**WHAT THIS TASK INVOLVES:** Count the lines below that contain the word "target", and report only that number.

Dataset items
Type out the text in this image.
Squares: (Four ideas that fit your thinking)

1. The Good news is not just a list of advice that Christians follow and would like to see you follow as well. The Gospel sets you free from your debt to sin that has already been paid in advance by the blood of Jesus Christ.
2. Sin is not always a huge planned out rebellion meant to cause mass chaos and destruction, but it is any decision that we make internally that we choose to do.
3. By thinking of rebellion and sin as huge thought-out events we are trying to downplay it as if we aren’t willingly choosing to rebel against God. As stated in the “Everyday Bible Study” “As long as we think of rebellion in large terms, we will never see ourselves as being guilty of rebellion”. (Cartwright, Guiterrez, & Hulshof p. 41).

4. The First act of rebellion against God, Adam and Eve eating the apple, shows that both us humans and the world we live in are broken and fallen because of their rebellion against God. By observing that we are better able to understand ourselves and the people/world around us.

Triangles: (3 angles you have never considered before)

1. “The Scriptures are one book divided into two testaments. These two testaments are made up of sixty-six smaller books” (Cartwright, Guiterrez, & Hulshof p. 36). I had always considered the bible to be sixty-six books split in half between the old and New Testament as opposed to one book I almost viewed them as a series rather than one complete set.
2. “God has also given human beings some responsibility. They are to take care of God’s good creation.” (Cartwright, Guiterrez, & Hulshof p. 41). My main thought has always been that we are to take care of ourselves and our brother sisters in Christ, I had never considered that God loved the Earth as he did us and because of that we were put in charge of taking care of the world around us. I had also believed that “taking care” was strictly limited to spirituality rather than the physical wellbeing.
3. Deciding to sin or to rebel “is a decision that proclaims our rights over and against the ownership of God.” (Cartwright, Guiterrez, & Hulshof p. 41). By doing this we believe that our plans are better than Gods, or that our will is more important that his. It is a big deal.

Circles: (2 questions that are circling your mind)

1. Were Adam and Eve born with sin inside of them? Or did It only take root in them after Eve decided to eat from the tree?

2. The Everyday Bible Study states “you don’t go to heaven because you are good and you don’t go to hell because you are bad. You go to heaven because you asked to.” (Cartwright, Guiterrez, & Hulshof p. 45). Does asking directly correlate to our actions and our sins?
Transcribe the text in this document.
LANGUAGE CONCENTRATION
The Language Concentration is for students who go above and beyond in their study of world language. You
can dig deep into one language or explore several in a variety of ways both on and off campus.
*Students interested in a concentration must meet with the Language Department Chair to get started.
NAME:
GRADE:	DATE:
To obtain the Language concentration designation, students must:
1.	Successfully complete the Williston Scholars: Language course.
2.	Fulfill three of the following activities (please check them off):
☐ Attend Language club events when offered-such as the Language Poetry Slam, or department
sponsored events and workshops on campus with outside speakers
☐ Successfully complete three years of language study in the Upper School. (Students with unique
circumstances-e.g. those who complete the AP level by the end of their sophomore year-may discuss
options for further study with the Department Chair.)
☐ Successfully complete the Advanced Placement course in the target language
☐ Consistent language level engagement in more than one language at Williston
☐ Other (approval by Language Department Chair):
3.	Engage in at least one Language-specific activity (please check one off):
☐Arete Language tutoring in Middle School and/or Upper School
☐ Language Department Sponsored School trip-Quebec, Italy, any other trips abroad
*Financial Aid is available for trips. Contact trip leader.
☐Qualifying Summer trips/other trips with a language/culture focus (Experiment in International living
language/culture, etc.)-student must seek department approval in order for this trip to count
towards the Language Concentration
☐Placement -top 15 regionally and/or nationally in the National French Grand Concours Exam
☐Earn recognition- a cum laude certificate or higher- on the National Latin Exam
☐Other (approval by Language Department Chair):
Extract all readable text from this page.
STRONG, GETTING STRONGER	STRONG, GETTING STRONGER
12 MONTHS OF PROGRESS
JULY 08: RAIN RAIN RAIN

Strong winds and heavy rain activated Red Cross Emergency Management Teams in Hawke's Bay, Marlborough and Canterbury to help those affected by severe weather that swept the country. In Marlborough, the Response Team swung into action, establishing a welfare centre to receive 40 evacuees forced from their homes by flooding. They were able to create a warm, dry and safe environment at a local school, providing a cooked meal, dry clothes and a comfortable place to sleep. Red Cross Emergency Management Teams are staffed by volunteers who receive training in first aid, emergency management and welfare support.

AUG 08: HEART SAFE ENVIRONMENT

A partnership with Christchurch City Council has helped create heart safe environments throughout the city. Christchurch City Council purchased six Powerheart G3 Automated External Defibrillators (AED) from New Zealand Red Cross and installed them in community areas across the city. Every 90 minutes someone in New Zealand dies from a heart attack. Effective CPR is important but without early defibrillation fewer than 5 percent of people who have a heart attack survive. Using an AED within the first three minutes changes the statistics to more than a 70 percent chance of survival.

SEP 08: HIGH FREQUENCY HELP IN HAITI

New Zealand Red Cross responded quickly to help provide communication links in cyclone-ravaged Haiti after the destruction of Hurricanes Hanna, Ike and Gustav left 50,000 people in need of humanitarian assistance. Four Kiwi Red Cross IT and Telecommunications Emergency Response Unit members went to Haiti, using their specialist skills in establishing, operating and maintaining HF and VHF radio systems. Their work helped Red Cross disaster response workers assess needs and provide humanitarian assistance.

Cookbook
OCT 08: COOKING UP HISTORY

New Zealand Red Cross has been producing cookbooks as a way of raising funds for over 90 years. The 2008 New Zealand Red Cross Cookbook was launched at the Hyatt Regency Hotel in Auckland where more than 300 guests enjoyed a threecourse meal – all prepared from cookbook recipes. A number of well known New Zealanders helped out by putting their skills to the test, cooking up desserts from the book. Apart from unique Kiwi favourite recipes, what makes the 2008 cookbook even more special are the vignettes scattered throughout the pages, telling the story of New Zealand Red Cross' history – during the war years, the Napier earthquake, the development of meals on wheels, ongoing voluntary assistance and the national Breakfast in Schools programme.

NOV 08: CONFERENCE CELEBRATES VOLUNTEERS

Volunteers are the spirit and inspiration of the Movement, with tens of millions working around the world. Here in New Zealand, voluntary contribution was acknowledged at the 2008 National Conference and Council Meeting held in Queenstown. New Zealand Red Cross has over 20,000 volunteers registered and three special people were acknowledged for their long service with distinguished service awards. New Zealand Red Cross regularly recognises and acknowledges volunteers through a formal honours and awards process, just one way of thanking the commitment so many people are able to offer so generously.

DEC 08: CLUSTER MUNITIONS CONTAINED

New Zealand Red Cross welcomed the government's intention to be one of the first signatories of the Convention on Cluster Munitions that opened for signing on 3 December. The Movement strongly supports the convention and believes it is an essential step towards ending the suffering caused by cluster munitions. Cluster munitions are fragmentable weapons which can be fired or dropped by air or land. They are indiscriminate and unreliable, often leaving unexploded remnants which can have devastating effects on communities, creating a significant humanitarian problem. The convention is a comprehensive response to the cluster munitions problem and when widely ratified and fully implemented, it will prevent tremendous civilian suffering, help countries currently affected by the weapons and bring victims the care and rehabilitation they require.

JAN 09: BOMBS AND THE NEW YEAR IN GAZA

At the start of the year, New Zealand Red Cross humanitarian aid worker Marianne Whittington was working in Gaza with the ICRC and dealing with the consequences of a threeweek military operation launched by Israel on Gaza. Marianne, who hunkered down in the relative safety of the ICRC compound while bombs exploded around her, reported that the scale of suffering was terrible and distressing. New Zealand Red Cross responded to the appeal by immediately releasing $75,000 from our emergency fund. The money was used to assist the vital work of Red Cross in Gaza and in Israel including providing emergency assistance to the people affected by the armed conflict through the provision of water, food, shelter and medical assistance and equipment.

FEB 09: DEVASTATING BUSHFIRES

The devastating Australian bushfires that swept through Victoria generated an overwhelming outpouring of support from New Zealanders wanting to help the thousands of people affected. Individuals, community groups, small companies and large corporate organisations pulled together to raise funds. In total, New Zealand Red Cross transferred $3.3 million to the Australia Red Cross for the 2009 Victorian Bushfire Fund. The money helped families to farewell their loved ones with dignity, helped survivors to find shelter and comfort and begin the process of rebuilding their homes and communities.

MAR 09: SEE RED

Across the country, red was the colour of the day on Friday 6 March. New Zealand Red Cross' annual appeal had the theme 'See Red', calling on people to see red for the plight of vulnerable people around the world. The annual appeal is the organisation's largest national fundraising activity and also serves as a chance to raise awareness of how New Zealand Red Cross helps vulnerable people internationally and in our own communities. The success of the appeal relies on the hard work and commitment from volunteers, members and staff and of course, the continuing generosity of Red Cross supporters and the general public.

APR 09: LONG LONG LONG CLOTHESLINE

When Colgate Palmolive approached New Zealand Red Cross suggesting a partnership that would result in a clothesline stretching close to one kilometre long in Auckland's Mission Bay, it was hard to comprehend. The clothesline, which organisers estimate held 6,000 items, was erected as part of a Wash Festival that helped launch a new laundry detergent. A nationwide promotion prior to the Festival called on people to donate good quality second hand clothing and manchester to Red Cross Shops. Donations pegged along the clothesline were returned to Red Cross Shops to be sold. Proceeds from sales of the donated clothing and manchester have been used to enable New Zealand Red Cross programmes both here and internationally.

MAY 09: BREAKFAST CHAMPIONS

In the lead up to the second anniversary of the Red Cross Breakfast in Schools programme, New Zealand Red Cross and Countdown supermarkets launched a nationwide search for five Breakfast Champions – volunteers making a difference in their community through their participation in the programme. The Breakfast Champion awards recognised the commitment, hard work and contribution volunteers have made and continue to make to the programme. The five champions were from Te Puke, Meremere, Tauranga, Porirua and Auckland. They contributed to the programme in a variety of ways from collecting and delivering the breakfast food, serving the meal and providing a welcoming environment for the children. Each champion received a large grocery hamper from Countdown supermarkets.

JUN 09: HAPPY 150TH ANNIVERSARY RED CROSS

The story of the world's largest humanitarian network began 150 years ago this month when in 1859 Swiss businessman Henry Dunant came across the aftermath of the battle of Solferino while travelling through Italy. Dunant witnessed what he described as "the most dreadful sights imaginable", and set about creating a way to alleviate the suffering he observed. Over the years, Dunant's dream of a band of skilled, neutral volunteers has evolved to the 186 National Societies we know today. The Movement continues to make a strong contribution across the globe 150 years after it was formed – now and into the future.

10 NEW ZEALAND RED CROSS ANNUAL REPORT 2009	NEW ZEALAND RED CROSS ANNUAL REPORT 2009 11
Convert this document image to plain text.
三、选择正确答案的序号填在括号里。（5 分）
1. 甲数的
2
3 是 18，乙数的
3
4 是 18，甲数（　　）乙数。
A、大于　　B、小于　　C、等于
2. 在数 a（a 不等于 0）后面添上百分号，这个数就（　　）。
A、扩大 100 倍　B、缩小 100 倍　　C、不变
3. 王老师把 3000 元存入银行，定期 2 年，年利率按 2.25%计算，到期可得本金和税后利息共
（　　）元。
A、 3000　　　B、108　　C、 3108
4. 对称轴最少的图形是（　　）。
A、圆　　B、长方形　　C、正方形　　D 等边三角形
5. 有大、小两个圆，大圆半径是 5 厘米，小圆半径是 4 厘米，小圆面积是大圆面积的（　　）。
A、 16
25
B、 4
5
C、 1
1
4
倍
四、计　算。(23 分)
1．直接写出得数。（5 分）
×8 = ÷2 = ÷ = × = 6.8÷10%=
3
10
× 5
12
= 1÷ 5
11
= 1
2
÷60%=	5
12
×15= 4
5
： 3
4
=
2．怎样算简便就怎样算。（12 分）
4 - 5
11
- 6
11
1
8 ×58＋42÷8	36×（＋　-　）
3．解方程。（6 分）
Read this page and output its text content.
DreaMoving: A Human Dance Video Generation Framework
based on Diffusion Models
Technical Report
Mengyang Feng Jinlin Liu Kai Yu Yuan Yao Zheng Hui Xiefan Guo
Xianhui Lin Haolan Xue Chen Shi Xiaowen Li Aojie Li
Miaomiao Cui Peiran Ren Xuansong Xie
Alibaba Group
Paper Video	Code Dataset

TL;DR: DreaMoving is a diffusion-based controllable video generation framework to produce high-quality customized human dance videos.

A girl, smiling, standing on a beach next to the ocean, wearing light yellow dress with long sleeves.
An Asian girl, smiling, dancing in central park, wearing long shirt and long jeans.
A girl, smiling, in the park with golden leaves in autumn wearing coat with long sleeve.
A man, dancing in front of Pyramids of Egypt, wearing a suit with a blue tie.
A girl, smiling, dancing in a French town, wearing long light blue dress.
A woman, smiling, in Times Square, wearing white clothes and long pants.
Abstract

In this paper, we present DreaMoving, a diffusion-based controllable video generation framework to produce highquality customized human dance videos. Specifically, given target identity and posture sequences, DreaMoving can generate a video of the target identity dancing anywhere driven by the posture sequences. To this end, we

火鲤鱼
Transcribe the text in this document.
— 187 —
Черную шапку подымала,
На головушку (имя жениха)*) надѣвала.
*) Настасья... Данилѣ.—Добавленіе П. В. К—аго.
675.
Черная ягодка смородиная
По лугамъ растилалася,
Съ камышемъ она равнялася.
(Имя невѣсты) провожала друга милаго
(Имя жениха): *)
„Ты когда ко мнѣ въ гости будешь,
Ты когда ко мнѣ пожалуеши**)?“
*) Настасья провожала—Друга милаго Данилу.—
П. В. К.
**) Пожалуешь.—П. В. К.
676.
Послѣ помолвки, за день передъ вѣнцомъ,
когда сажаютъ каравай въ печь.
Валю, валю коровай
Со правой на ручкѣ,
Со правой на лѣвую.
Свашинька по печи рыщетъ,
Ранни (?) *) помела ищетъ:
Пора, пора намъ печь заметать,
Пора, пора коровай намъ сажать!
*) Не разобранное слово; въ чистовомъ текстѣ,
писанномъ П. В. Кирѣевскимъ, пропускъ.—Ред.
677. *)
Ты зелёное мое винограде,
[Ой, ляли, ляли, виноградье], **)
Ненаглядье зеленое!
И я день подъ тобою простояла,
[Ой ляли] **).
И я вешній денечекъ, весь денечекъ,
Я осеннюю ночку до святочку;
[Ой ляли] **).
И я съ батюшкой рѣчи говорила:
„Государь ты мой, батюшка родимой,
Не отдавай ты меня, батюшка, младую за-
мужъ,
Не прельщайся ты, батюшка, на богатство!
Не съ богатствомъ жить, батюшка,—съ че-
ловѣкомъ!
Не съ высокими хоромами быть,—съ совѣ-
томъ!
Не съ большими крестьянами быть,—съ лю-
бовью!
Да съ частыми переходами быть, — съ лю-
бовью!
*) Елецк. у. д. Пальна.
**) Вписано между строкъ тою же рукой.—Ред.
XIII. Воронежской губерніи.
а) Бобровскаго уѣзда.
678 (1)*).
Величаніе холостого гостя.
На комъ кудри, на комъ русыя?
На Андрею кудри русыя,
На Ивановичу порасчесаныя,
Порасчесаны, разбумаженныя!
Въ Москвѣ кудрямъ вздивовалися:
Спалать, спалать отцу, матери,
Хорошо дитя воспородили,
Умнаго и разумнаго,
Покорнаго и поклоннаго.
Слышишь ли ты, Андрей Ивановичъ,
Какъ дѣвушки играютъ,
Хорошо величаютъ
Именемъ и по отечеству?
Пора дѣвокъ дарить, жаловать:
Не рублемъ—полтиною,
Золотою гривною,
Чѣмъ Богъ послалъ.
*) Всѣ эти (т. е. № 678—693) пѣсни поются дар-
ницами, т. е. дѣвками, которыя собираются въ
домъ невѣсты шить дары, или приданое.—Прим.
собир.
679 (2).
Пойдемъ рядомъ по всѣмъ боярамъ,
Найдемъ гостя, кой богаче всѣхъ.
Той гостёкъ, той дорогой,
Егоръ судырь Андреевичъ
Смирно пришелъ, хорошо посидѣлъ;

**ANSWER TO THE PROBLEM:** 2